-- Start of AVAILABLE RECORDS --
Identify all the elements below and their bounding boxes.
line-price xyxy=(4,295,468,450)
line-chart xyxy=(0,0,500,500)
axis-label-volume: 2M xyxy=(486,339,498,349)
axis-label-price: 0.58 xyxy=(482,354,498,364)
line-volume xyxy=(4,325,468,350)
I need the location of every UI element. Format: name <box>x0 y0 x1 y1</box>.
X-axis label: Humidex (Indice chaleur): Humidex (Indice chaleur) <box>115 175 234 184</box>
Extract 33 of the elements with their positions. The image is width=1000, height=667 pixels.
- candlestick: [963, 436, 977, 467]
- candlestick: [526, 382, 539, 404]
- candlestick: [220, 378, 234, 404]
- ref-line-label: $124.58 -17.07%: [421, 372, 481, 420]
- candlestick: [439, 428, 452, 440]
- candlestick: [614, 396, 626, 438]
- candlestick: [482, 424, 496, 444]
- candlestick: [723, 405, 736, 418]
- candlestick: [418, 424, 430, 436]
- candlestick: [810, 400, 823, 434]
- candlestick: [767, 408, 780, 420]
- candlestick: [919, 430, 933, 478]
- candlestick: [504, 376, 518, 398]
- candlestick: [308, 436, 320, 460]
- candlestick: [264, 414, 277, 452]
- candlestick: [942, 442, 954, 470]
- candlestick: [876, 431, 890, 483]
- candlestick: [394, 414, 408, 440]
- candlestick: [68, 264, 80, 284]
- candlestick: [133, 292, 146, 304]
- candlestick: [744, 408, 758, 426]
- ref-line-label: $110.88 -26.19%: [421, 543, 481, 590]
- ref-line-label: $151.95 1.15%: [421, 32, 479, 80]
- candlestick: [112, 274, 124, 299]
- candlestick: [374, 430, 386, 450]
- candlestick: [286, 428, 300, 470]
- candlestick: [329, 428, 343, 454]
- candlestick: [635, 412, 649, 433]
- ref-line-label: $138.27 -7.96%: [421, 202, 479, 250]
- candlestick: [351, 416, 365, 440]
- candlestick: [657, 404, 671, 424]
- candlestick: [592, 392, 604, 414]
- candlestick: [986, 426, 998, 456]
-- End of AVAILABLE RECORDS --
• TASK
Transcribe every line of the entries above without changing a single character.

• FULL SOLUTION
Identify all the elements below and their bounding boxes.
line-price xyxy=(4,295,468,450)
line-chart xyxy=(0,0,500,500)
axis-label-volume: 2M xyxy=(486,339,498,349)
axis-label-price: 0.58 xyxy=(482,354,498,364)
line-volume xyxy=(4,325,468,350)
I need the location of every UI element. Format: name <box>x0 y0 x1 y1</box>.
X-axis label: Humidex (Indice chaleur): Humidex (Indice chaleur) <box>115 175 234 184</box>
Extract 33 of the elements with their positions. The image is width=1000, height=667 pixels.
- candlestick: [963, 436, 977, 467]
- candlestick: [526, 382, 539, 404]
- candlestick: [220, 378, 234, 404]
- ref-line-label: $124.58 -17.07%: [421, 372, 481, 420]
- candlestick: [439, 428, 452, 440]
- candlestick: [614, 396, 626, 438]
- candlestick: [482, 424, 496, 444]
- candlestick: [723, 405, 736, 418]
- candlestick: [418, 424, 430, 436]
- candlestick: [810, 400, 823, 434]
- candlestick: [767, 408, 780, 420]
- candlestick: [919, 430, 933, 478]
- candlestick: [504, 376, 518, 398]
- candlestick: [308, 436, 320, 460]
- candlestick: [264, 414, 277, 452]
- candlestick: [942, 442, 954, 470]
- candlestick: [876, 431, 890, 483]
- candlestick: [394, 414, 408, 440]
- candlestick: [68, 264, 80, 284]
- candlestick: [133, 292, 146, 304]
- candlestick: [744, 408, 758, 426]
- ref-line-label: $110.88 -26.19%: [421, 543, 481, 590]
- ref-line-label: $151.95 1.15%: [421, 32, 479, 80]
- candlestick: [112, 274, 124, 299]
- candlestick: [374, 430, 386, 450]
- candlestick: [286, 428, 300, 470]
- candlestick: [329, 428, 343, 454]
- candlestick: [635, 412, 649, 433]
- ref-line-label: $138.27 -7.96%: [421, 202, 479, 250]
- candlestick: [351, 416, 365, 440]
- candlestick: [657, 404, 671, 424]
- candlestick: [592, 392, 604, 414]
- candlestick: [986, 426, 998, 456]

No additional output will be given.